Employment Agreement between Massoud Safavi and EFJ Inc.
This agreement is between Massoud Safavi and EFJ Inc., establishing Safavi as a full-time, at-will employee. The agreement outlines that either party can end the employment at any time. Safavi must keep company information confidential, assign any inventions or intellectual property created during employment to EFJ Inc., and comply with all company policies, which may change at the company's discretion. Disputes are generally resolved through arbitration, except for breaches involving confidential information, which may be subject to court injunctions. The agreement is governed by Texas law.
Exhibit 10.2
![]() | EMPLOYMENT AGREEMENT |
THIS AGREEMENT (the Agreement) is entered into as of this 15 day of November, 2007, between Massoud Safavi, (the Employee) and EFJ Inc or EFJI (the Company).
Section 1. Employment. The Company hereby employs the Employee and the Employee hereby accepts full-time employment as an at-will employee of the Company subject to the terms of this Employment Agreement. Employee acknowledges and agrees that an at-will employee means that either the Employee or the Company may terminate the relationship at any time with the understanding that neither party is obligated to base the decision on any reason other than intent not to continue the employee relationship.
Section 2. Confidential Information. The Company agrees to give Employee Confidential Information (defined below). The Employee agrees to hold Confidential Information in strict confidence and not to disclose such Confidential Information, except to such directors, officers, employees, stockholders, and agents of the Company with a bona fide need to know, but only to the extent necessary to further the business purposes of the Company.

Data records:
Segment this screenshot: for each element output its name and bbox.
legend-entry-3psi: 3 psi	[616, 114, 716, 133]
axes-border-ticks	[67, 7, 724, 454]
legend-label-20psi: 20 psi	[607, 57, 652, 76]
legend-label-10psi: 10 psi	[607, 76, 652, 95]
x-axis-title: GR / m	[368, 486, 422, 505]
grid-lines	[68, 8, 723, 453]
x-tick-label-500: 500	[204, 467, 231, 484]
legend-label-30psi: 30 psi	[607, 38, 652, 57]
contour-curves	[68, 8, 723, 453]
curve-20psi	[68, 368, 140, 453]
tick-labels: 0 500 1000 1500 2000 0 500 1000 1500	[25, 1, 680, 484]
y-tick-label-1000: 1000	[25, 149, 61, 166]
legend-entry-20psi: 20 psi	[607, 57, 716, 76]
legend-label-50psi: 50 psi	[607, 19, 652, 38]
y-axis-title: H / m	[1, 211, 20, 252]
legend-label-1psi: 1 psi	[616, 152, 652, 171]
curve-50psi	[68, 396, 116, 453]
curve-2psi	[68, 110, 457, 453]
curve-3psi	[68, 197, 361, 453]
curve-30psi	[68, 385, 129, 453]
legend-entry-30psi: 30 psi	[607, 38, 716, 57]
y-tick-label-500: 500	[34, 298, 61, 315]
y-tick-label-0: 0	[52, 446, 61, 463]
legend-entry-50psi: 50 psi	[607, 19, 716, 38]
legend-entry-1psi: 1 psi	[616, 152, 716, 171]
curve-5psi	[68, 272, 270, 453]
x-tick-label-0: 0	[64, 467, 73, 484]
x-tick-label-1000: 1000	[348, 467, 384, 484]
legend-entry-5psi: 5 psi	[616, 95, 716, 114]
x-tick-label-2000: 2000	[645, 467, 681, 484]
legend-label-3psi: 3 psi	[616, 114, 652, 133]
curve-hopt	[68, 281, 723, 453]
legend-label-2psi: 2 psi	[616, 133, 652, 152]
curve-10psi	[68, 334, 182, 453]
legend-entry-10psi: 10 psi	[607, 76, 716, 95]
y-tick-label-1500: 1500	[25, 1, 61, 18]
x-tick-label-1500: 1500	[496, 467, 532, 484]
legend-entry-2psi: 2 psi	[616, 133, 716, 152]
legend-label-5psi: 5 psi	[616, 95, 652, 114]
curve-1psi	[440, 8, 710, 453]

What the task requires:
Rewrite the employment agreement from "Section 1. Employment." up to and including "the employee relationship.", replacing "relationship" with "arrangement". The listing plays no part in this work.

Written response:
Section 1. Employment. The Company hereby employs the Employee and the Employee hereby accepts full-time employment as an at-will employee of the Company subject to the terms of this Employment Agreement. Employee acknowledges and agrees that an at-will employee means that either the Employee or the Company may terminate the arrangement at any time with the understanding that neither party is obligated to base the decision on any reason other than intent not to continue the employee arrangement.